= What needs to be done =
Find the lines of data that contain the string "dont", then list them.
--- BEGIN Information provided ---
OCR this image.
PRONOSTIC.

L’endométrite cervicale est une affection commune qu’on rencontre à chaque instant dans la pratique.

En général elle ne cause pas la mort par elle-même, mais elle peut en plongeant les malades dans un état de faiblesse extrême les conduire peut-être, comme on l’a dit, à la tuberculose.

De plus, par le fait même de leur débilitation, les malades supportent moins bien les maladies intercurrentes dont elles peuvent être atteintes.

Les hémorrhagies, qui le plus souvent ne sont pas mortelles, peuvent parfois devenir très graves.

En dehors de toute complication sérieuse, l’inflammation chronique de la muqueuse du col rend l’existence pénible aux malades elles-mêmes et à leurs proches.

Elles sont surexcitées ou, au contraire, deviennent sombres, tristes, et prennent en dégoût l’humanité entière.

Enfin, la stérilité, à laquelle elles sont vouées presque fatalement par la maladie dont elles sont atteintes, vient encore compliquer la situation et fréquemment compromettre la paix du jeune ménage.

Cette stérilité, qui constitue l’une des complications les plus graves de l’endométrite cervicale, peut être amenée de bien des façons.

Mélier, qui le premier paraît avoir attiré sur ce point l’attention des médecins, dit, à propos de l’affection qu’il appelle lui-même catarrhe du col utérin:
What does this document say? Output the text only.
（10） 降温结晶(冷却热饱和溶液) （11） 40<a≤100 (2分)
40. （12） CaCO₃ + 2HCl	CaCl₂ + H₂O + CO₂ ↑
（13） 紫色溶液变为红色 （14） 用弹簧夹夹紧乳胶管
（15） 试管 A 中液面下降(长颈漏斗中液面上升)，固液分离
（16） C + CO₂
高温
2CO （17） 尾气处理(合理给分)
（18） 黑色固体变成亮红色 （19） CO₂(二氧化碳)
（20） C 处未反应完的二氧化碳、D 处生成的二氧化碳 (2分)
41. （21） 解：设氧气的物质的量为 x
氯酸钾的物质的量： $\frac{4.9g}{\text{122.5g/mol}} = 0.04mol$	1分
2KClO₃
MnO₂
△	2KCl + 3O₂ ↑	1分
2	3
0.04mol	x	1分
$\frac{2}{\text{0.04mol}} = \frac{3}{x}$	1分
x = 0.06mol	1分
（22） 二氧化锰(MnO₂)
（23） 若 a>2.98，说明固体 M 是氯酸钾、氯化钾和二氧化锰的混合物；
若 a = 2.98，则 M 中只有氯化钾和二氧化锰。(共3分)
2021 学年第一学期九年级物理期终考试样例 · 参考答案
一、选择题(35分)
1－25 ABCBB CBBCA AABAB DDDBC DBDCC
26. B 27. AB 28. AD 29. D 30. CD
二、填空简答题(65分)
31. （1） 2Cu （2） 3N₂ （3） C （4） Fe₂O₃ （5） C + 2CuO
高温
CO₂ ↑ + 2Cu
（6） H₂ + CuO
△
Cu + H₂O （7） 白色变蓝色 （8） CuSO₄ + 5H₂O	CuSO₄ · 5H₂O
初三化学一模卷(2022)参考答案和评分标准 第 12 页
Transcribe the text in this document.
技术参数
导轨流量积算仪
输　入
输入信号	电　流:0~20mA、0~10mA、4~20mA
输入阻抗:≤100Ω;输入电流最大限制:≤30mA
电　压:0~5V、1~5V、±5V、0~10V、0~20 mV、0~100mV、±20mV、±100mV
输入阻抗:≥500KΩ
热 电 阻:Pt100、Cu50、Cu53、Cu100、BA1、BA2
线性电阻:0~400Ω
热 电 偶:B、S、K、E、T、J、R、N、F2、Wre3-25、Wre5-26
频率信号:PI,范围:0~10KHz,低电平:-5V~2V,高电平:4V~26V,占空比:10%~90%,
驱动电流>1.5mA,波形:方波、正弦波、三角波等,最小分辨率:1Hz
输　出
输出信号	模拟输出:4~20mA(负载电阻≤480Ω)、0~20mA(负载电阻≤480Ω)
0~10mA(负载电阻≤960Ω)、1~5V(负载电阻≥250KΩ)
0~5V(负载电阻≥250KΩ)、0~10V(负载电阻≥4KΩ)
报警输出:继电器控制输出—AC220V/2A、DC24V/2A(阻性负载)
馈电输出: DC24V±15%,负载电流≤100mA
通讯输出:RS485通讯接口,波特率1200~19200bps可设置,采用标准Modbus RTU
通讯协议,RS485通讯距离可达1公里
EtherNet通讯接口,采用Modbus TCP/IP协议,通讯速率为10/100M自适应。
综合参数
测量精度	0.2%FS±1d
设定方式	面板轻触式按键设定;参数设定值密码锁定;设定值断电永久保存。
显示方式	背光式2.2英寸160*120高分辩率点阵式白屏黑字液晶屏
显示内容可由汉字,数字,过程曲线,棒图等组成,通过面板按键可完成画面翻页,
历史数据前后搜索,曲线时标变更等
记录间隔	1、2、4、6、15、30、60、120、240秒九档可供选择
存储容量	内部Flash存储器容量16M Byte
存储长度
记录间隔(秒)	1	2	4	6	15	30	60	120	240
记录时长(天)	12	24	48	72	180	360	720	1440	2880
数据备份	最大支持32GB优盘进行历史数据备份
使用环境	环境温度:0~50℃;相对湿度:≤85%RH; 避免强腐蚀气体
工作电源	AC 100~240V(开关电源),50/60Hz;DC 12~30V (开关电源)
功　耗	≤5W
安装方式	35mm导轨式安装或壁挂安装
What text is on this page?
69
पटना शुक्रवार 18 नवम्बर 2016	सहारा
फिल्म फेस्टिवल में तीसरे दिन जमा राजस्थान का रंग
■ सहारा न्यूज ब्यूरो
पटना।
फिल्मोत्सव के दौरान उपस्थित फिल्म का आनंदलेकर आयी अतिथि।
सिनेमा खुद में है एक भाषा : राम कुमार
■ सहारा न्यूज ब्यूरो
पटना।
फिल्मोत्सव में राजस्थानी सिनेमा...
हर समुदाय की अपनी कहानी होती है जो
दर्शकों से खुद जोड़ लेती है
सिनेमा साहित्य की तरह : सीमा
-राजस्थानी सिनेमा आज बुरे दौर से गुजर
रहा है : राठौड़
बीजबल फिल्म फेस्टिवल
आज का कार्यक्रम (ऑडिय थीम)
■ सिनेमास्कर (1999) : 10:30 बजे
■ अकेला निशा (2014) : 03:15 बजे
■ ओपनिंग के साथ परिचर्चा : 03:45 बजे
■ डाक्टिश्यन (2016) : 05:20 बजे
--- END Information provided ---
= Solution for this task =
De plus, par le fait même de leur débilitation, les malades supportent moins bien les maladies intercurrentes dont elles peuvent être atteintes.
Enfin, la stérilité, à laquelle elles sont vouées presque fatalement par la maladie dont elles sont atteintes, vient encore compliquer la situation et fréquemment compromettre la paix du jeune ménage.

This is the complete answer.